Please print every record below exactly as it appears.
── Material to process
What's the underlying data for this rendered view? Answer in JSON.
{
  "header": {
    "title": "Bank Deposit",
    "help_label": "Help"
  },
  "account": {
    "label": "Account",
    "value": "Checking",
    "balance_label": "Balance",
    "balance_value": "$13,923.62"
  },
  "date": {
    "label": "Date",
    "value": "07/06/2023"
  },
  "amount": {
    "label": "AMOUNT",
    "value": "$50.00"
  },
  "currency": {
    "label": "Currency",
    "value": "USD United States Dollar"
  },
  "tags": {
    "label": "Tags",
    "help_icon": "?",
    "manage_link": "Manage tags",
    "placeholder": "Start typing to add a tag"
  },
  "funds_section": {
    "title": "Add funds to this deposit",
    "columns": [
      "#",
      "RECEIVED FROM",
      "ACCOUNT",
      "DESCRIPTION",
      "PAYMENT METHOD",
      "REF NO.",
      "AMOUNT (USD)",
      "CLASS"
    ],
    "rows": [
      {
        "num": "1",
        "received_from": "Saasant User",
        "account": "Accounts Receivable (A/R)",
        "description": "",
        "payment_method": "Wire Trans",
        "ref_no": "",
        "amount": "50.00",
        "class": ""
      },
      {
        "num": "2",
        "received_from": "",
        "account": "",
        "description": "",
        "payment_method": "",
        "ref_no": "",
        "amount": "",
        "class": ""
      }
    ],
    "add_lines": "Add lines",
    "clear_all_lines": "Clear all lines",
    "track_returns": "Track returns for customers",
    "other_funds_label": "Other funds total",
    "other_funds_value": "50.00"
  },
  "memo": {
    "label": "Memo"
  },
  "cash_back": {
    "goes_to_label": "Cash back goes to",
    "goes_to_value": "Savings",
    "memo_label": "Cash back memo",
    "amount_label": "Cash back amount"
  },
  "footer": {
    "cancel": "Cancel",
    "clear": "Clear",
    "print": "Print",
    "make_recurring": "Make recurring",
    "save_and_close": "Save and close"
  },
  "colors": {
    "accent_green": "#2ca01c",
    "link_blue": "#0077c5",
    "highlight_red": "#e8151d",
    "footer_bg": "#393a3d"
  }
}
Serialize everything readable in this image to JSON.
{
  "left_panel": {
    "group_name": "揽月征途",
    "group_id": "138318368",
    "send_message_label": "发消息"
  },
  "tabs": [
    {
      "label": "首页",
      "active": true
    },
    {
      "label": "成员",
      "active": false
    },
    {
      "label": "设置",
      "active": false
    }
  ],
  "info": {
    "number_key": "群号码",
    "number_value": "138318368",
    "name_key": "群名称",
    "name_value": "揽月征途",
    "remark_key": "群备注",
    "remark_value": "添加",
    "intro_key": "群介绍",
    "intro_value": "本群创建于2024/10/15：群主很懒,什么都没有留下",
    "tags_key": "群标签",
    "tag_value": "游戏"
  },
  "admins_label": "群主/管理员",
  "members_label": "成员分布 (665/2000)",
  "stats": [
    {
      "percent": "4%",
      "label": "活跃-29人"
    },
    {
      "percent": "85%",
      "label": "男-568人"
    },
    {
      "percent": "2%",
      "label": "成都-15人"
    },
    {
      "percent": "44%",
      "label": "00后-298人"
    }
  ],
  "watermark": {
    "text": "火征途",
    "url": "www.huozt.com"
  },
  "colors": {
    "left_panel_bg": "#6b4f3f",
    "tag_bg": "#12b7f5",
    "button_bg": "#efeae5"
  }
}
────
▶ [Finished task]
What's the underlying data for this rendered view? Answer in JSON.
{
  "header": {
    "title": "Bank Deposit",
    "help_label": "Help"
  },
  "account": {
    "label": "Account",
    "value": "Checking",
    "balance_label": "Balance",
    "balance_value": "$13,923.62"
  },
  "date": {
    "label": "Date",
    "value": "07/06/2023"
  },
  "amount": {
    "label": "AMOUNT",
    "value": "$50.00"
  },
  "currency": {
    "label": "Currency",
    "value": "USD United States Dollar"
  },
  "tags": {
    "label": "Tags",
    "help_icon": "?",
    "manage_link": "Manage tags",
    "placeholder": "Start typing to add a tag"
  },
  "funds_section": {
    "title": "Add funds to this deposit",
    "columns": [
      "#",
      "RECEIVED FROM",
      "ACCOUNT",
      "DESCRIPTION",
      "PAYMENT METHOD",
      "REF NO.",
      "AMOUNT (USD)",
      "CLASS"
    ],
    "rows": [
      {
        "num": "1",
        "received_from": "Saasant User",
        "account": "Accounts Receivable (A/R)",
        "description": "",
        "payment_method": "Wire Trans",
        "ref_no": "",
        "amount": "50.00",
        "class": ""
      },
      {
        "num": "2",
        "received_from": "",
        "account": "",
        "description": "",
        "payment_method": "",
        "ref_no": "",
        "amount": "",
        "class": ""
      }
    ],
    "add_lines": "Add lines",
    "clear_all_lines": "Clear all lines",
    "track_returns": "Track returns for customers",
    "other_funds_label": "Other funds total",
    "other_funds_value": "50.00"
  },
  "memo": {
    "label": "Memo"
  },
  "cash_back": {
    "goes_to_label": "Cash back goes to",
    "goes_to_value": "Savings",
    "memo_label": "Cash back memo",
    "amount_label": "Cash back amount"
  },
  "footer": {
    "cancel": "Cancel",
    "clear": "Clear",
    "print": "Print",
    "make_recurring": "Make recurring",
    "save_and_close": "Save and close"
  },
  "colors": {
    "accent_green": "#2ca01c",
    "link_blue": "#0077c5",
    "highlight_red": "#e8151d",
    "footer_bg": "#393a3d"
  }
}
Serialize everything readable in this image to JSON.
{
  "left_panel": {
    "group_name": "揽月征途",
    "group_id": "138318368",
    "send_message_label": "发消息"
  },
  "tabs": [
    {
      "label": "首页",
      "active": true
    },
    {
      "label": "成员",
      "active": false
    },
    {
      "label": "设置",
      "active": false
    }
  ],
  "info": {
    "number_key": "群号码",
    "number_value": "138318368",
    "name_key": "群名称",
    "name_value": "揽月征途",
    "remark_key": "群备注",
    "remark_value": "添加",
    "intro_key": "群介绍",
    "intro_value": "本群创建于2024/10/15：群主很懒,什么都没有留下",
    "tags_key": "群标签",
    "tag_value": "游戏"
  },
  "admins_label": "群主/管理员",
  "members_label": "成员分布 (665/2000)",
  "stats": [
    {
      "percent": "4%",
      "label": "活跃-29人"
    },
    {
      "percent": "85%",
      "label": "男-568人"
    },
    {
      "percent": "2%",
      "label": "成都-15人"
    },
    {
      "percent": "44%",
      "label": "00后-298人"
    }
  ],
  "watermark": {
    "text": "火征途",
    "url": "www.huozt.com"
  },
  "colors": {
    "left_panel_bg": "#6b4f3f",
    "tag_bg": "#12b7f5",
    "button_bg": "#efeae5"
  }
}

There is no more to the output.